> [TASK DETAILS]:
Select all lines holding the word "Search" from the entries that follow.

* Start DATA FOR THE TASK *

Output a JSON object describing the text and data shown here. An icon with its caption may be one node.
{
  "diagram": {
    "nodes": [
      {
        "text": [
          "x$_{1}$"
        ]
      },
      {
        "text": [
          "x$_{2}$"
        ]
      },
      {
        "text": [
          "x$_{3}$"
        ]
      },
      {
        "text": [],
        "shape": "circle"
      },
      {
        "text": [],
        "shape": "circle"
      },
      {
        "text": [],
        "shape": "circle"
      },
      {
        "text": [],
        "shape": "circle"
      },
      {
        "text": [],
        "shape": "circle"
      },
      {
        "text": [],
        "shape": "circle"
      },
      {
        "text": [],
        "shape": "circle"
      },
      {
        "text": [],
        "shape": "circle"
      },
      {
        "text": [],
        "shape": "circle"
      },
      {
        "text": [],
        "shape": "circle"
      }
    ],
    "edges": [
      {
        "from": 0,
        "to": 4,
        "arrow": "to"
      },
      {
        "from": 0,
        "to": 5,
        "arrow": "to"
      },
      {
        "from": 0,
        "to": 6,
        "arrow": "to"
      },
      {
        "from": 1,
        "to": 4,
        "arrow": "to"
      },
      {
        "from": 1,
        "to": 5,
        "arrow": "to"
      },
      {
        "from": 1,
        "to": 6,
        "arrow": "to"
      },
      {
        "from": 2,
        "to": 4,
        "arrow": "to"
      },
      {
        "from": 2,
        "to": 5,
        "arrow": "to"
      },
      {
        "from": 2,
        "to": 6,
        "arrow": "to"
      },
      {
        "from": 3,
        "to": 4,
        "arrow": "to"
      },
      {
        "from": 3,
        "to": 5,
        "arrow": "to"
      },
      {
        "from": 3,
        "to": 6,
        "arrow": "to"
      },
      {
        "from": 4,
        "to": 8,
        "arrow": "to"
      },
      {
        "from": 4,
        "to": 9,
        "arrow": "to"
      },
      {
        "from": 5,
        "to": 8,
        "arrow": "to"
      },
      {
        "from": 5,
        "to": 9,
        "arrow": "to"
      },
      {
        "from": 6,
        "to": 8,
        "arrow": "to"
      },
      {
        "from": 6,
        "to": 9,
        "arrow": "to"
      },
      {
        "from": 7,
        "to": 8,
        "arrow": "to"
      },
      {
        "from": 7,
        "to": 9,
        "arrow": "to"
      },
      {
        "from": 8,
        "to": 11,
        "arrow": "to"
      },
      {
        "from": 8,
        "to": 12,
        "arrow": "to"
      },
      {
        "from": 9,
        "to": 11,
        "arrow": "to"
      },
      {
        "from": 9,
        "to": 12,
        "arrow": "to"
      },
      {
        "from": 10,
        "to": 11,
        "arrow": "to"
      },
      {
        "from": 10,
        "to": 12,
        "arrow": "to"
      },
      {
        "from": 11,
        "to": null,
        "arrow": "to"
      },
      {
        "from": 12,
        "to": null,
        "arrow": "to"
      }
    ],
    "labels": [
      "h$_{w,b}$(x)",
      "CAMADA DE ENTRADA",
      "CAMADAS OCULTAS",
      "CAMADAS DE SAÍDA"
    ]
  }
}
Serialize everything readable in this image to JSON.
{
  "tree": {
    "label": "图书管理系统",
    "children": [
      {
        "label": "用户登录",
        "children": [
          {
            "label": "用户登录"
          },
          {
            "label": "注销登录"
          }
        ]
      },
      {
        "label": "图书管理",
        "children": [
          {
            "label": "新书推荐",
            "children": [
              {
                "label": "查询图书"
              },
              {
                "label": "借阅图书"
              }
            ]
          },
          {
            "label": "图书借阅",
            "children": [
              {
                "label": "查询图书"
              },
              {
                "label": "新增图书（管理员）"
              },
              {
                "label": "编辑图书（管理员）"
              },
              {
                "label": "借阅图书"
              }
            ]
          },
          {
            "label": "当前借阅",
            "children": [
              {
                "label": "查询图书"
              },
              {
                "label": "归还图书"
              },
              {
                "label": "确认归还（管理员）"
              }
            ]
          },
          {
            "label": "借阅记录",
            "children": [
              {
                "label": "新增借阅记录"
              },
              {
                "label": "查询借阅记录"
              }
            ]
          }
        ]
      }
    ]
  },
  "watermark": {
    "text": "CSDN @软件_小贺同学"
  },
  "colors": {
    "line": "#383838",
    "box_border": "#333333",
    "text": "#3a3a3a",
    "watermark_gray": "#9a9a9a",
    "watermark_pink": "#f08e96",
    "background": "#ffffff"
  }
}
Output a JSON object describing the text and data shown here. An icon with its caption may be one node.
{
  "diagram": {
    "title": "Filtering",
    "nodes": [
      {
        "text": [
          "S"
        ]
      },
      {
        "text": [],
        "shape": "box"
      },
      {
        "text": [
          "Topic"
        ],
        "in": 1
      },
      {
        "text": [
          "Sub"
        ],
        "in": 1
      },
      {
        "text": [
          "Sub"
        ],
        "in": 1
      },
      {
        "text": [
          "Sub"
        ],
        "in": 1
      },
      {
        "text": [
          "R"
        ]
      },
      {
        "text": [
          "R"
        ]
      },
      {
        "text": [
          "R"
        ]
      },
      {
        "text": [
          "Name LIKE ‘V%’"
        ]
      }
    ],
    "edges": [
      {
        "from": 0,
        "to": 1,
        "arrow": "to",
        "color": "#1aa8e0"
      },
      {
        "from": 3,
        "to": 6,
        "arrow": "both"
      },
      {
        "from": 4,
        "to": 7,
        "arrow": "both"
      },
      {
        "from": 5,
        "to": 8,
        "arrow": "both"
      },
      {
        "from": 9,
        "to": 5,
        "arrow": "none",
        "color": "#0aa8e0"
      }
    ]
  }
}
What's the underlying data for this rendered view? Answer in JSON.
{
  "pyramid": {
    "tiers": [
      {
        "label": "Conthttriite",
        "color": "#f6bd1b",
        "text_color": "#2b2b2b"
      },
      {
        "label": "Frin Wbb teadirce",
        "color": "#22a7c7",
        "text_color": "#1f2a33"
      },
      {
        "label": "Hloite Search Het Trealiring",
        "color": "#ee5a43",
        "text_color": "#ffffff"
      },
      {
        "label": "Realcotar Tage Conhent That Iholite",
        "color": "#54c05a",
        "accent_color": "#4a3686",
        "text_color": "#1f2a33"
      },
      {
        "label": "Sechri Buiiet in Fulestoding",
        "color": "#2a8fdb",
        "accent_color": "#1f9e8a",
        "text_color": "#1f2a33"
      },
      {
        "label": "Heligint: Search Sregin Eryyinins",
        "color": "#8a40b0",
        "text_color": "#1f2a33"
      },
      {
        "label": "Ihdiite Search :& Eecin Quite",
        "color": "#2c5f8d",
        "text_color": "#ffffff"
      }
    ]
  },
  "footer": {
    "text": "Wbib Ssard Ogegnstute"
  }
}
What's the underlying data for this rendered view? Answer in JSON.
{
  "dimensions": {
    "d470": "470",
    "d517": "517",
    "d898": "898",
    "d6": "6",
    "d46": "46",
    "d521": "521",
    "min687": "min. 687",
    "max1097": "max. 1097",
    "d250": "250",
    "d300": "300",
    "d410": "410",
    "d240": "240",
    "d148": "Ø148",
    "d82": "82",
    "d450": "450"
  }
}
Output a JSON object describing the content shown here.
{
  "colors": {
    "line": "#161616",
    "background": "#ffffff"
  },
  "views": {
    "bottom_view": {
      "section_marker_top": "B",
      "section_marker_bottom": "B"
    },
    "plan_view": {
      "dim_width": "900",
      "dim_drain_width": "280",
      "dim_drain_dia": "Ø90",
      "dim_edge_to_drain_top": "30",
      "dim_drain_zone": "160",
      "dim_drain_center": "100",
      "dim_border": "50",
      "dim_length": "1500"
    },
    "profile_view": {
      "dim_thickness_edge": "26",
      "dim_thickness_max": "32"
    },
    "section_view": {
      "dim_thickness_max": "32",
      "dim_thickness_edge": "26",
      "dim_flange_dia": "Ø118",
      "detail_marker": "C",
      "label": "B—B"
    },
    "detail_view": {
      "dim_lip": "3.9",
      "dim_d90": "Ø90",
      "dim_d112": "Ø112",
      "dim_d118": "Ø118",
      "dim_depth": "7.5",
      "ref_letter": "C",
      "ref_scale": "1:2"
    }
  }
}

* End DATA FOR THE TASK *

> [SOLUTION FOR THIS EXERCISE]:
        "label": "Hloite Search Het Trealiring",
        "label": "Heligint: Search Sregin Eryyinins",
        "label": "Ihdiite Search :& Eecin Quite",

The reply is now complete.